[begin Exercise data]
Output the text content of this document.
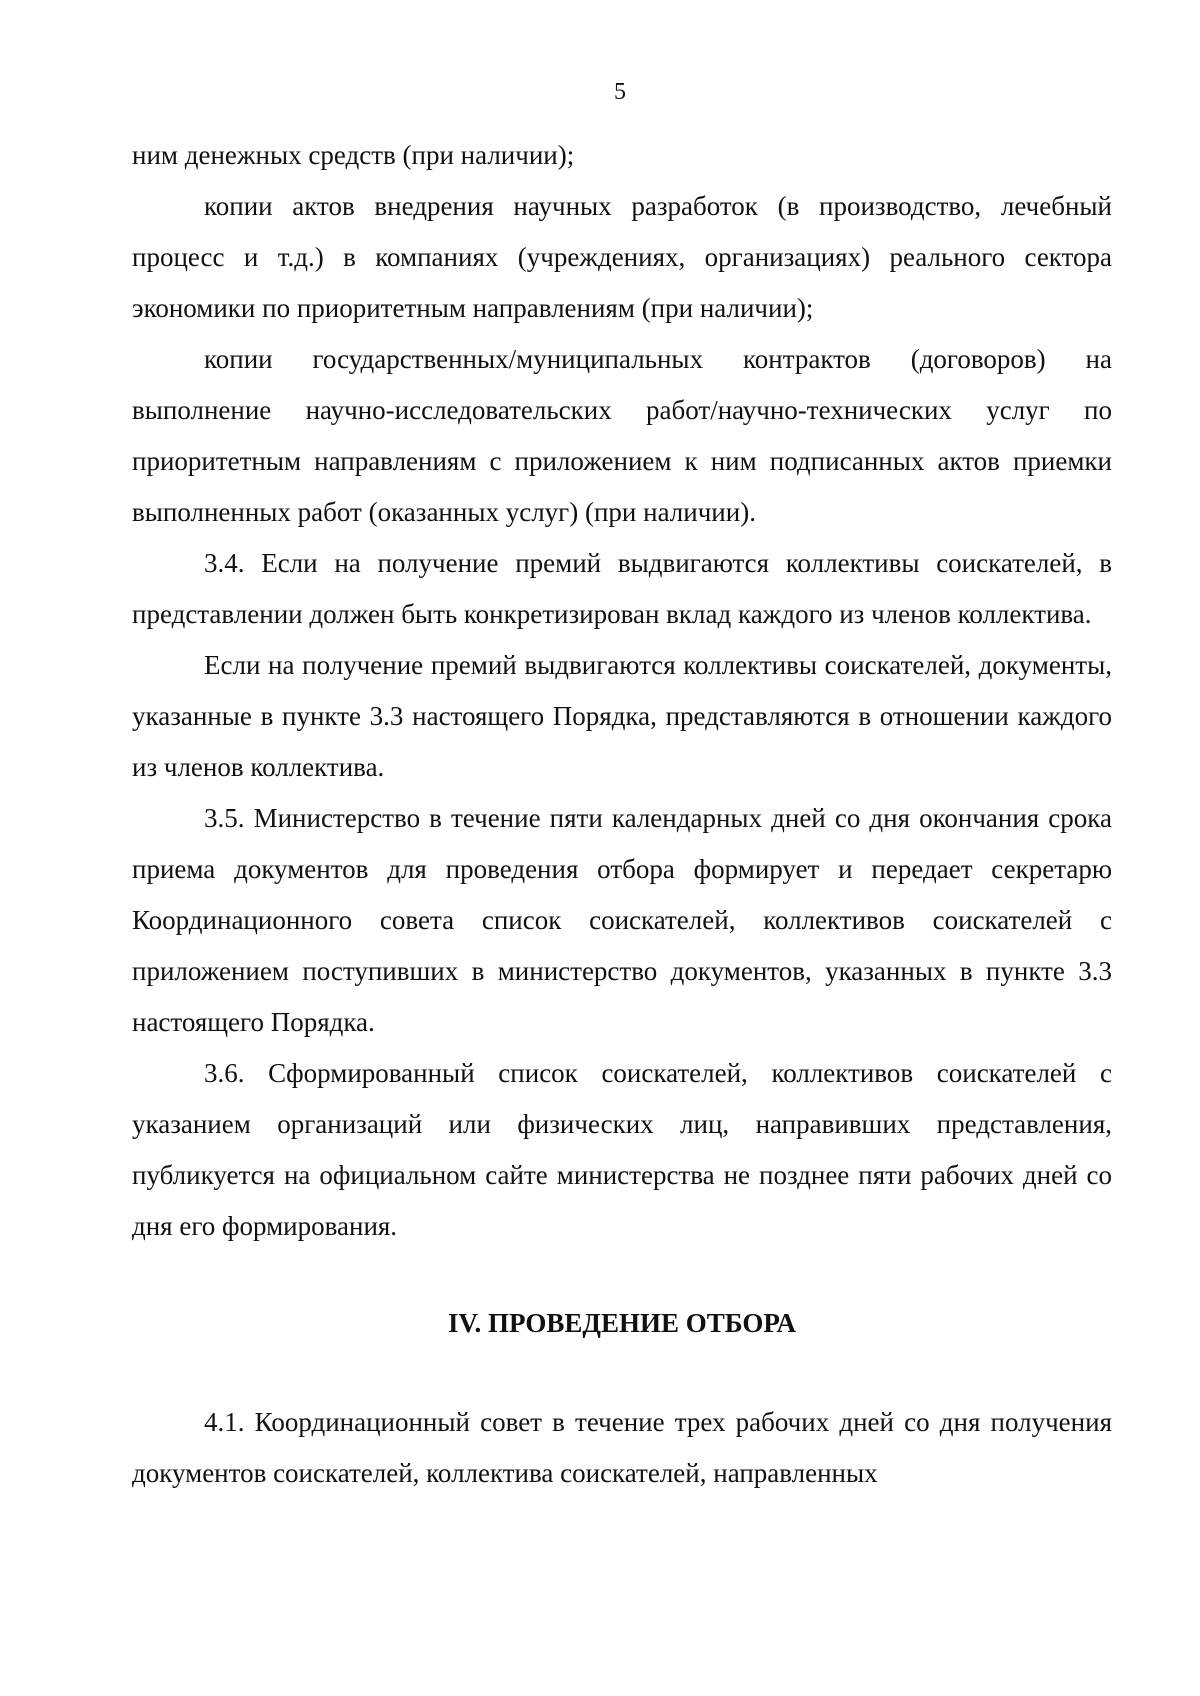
5

ним денежных средств (при наличии);

копии актов внедрения научных разработок (в производство, лечебный процесс и т.д.) в компаниях (учреждениях, организациях) реального сектора экономики по приоритетным направлениям (при наличии);

копии государственных/муниципальных контрактов (договоров) на выполнение научно-исследовательских работ/научно-технических услуг по приоритетным направлениям с приложением к ним подписанных актов приемки выполненных работ (оказанных услуг) (при наличии).

3.4. Если на получение премий выдвигаются коллективы соискателей, в представлении должен быть конкретизирован вклад каждого из членов коллектива.

Если на получение премий выдвигаются коллективы соискателей, документы, указанные в пункте 3.3 настоящего Порядка, представляются в отношении каждого из членов коллектива.

3.5. Министерство в течение пяти календарных дней со дня окончания срока приема документов для проведения отбора формирует и передает секретарю Координационного совета список соискателей, коллективов соискателей с приложением поступивших в министерство документов, указанных в пункте 3.3 настоящего Порядка.

3.6. Сформированный список соискателей, коллективов соискателей с указанием организаций или физических лиц, направивших представления, публикуется на официальном сайте министерства не позднее пяти рабочих дней со дня его формирования.

IV. ПРОВЕДЕНИЕ ОТБОРА

4.1. Координационный совет в течение трех рабочих дней со дня получения документов соискателей, коллектива соискателей, направленных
[end Exercise data]
- _Task statement_: Go through the listing above and pull out each line containing the word "выдвигаются".

- _Problem solution_:
3.4. Если на получение премий выдвигаются коллективы соискателей, в представлении должен быть конкретизирован вклад каждого из членов коллектива.
Если на получение премий выдвигаются коллективы соискателей, документы, указанные в пункте 3.3 настоящего Порядка, представляются в отношении каждого из членов коллектива.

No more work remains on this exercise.